▸ Dataset records:
• • • • •
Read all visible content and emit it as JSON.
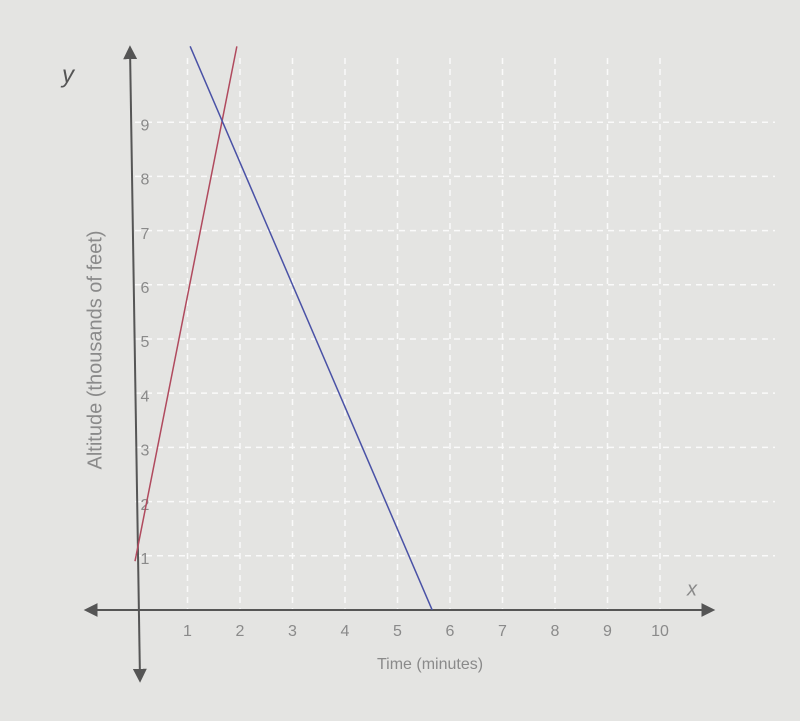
{
  "chart_data": {
    "type": "line",
    "x_label": "Time (minutes)",
    "y_label": "Altitude (thousands of feet)",
    "x_axis_name": "x",
    "y_axis_name": "y",
    "series": [
      {
        "color": "#b04a5e",
        "x": [
          0,
          1.94
        ],
        "values": [
          0.9,
          10.4
        ]
      },
      {
        "color": "#4a52a6",
        "x": [
          1.05,
          5.66
        ],
        "values": [
          10.4,
          0
        ]
      }
    ],
    "xlim": [
      -1,
      11
    ],
    "ylim": [
      -1.2,
      10.6
    ],
    "xticks": [
      1,
      2,
      3,
      4,
      5,
      6,
      7,
      8,
      9,
      10
    ],
    "yticks": [
      1,
      2,
      3,
      4,
      5,
      6,
      7,
      8,
      9
    ],
    "grid": true
  }
}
• • • • •
▸ Direction: Each line in the records above should be reproduced exactly; images are not copied.

▸ Exercise result:
Read all visible content and emit it as JSON.
{
  "chart_data": {
    "type": "line",
    "x_label": "Time (minutes)",
    "y_label": "Altitude (thousands of feet)",
    "x_axis_name": "x",
    "y_axis_name": "y",
    "series": [
      {
        "color": "#b04a5e",
        "x": [
          0,
          1.94
        ],
        "values": [
          0.9,
          10.4
        ]
      },
      {
        "color": "#4a52a6",
        "x": [
          1.05,
          5.66
        ],
        "values": [
          10.4,
          0
        ]
      }
    ],
    "xlim": [
      -1,
      11
    ],
    "ylim": [
      -1.2,
      10.6
    ],
    "xticks": [
      1,
      2,
      3,
      4,
      5,
      6,
      7,
      8,
      9,
      10
    ],
    "yticks": [
      1,
      2,
      3,
      4,
      5,
      6,
      7,
      8,
      9
    ],
    "grid": true
  }
}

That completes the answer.